## WHAT IS EXPECTED
What follows is a listing. Return every line of it exactly.

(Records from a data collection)

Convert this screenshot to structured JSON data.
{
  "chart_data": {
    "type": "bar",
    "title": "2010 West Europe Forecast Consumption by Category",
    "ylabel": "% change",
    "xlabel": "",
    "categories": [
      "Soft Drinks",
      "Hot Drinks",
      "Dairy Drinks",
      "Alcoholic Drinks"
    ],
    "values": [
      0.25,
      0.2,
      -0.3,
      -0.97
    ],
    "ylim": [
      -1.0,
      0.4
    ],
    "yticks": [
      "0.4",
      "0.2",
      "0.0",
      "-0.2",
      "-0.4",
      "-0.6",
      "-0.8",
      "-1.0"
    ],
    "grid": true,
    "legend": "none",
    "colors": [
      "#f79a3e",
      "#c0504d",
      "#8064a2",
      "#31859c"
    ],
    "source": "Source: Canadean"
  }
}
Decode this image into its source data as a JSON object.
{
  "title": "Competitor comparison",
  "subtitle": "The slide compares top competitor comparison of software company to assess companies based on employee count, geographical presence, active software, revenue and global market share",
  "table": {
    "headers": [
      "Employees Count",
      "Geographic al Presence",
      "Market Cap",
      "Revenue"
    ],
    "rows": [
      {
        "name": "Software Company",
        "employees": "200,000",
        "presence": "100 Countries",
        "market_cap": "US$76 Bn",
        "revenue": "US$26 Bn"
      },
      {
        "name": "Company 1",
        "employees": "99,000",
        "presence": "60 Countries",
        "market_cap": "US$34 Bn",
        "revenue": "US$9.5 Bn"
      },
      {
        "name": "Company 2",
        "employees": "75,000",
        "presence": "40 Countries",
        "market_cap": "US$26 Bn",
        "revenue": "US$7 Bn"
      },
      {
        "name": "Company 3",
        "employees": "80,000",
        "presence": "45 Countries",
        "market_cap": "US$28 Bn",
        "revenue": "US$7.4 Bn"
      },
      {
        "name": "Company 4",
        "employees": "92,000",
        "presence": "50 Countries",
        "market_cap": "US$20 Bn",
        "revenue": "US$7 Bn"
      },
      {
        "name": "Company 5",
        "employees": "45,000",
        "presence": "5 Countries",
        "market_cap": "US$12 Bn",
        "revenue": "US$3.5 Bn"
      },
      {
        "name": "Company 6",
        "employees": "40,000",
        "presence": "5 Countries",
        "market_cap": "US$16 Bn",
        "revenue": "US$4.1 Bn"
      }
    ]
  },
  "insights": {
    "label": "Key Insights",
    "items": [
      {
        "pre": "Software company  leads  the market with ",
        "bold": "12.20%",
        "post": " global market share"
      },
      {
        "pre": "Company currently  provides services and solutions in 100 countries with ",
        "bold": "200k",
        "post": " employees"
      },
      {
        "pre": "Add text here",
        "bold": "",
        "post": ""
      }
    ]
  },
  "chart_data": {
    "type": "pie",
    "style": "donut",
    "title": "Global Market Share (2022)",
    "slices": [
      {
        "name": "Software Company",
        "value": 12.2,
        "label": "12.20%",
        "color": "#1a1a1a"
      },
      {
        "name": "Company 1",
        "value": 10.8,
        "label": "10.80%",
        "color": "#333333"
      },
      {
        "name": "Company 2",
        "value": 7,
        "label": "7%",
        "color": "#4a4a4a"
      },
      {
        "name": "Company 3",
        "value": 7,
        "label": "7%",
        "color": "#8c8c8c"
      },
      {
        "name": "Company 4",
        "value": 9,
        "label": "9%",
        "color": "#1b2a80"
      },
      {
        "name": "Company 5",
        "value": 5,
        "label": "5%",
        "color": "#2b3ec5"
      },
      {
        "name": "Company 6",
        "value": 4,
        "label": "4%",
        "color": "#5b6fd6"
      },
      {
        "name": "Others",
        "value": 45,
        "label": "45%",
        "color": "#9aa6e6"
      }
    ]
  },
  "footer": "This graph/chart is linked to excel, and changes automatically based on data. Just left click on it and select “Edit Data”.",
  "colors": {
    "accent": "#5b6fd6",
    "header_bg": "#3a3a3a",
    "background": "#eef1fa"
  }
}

## RESPONSE TO THE EXERCISE
Convert this screenshot to structured JSON data.
{
  "chart_data": {
    "type": "bar",
    "title": "2010 West Europe Forecast Consumption by Category",
    "ylabel": "% change",
    "xlabel": "",
    "categories": [
      "Soft Drinks",
      "Hot Drinks",
      "Dairy Drinks",
      "Alcoholic Drinks"
    ],
    "values": [
      0.25,
      0.2,
      -0.3,
      -0.97
    ],
    "ylim": [
      -1.0,
      0.4
    ],
    "yticks": [
      "0.4",
      "0.2",
      "0.0",
      "-0.2",
      "-0.4",
      "-0.6",
      "-0.8",
      "-1.0"
    ],
    "grid": true,
    "legend": "none",
    "colors": [
      "#f79a3e",
      "#c0504d",
      "#8064a2",
      "#31859c"
    ],
    "source": "Source: Canadean"
  }
}
Decode this image into its source data as a JSON object.
{
  "title": "Competitor comparison",
  "subtitle": "The slide compares top competitor comparison of software company to assess companies based on employee count, geographical presence, active software, revenue and global market share",
  "table": {
    "headers": [
      "Employees Count",
      "Geographic al Presence",
      "Market Cap",
      "Revenue"
    ],
    "rows": [
      {
        "name": "Software Company",
        "employees": "200,000",
        "presence": "100 Countries",
        "market_cap": "US$76 Bn",
        "revenue": "US$26 Bn"
      },
      {
        "name": "Company 1",
        "employees": "99,000",
        "presence": "60 Countries",
        "market_cap": "US$34 Bn",
        "revenue": "US$9.5 Bn"
      },
      {
        "name": "Company 2",
        "employees": "75,000",
        "presence": "40 Countries",
        "market_cap": "US$26 Bn",
        "revenue": "US$7 Bn"
      },
      {
        "name": "Company 3",
        "employees": "80,000",
        "presence": "45 Countries",
        "market_cap": "US$28 Bn",
        "revenue": "US$7.4 Bn"
      },
      {
        "name": "Company 4",
        "employees": "92,000",
        "presence": "50 Countries",
        "market_cap": "US$20 Bn",
        "revenue": "US$7 Bn"
      },
      {
        "name": "Company 5",
        "employees": "45,000",
        "presence": "5 Countries",
        "market_cap": "US$12 Bn",
        "revenue": "US$3.5 Bn"
      },
      {
        "name": "Company 6",
        "employees": "40,000",
        "presence": "5 Countries",
        "market_cap": "US$16 Bn",
        "revenue": "US$4.1 Bn"
      }
    ]
  },
  "insights": {
    "label": "Key Insights",
    "items": [
      {
        "pre": "Software company  leads  the market with ",
        "bold": "12.20%",
        "post": " global market share"
      },
      {
        "pre": "Company currently  provides services and solutions in 100 countries with ",
        "bold": "200k",
        "post": " employees"
      },
      {
        "pre": "Add text here",
        "bold": "",
        "post": ""
      }
    ]
  },
  "chart_data": {
    "type": "pie",
    "style": "donut",
    "title": "Global Market Share (2022)",
    "slices": [
      {
        "name": "Software Company",
        "value": 12.2,
        "label": "12.20%",
        "color": "#1a1a1a"
      },
      {
        "name": "Company 1",
        "value": 10.8,
        "label": "10.80%",
        "color": "#333333"
      },
      {
        "name": "Company 2",
        "value": 7,
        "label": "7%",
        "color": "#4a4a4a"
      },
      {
        "name": "Company 3",
        "value": 7,
        "label": "7%",
        "color": "#8c8c8c"
      },
      {
        "name": "Company 4",
        "value": 9,
        "label": "9%",
        "color": "#1b2a80"
      },
      {
        "name": "Company 5",
        "value": 5,
        "label": "5%",
        "color": "#2b3ec5"
      },
      {
        "name": "Company 6",
        "value": 4,
        "label": "4%",
        "color": "#5b6fd6"
      },
      {
        "name": "Others",
        "value": 45,
        "label": "45%",
        "color": "#9aa6e6"
      }
    ]
  },
  "footer": "This graph/chart is linked to excel, and changes automatically based on data. Just left click on it and select “Edit Data”.",
  "colors": {
    "accent": "#5b6fd6",
    "header_bg": "#3a3a3a",
    "background": "#eef1fa"
  }
}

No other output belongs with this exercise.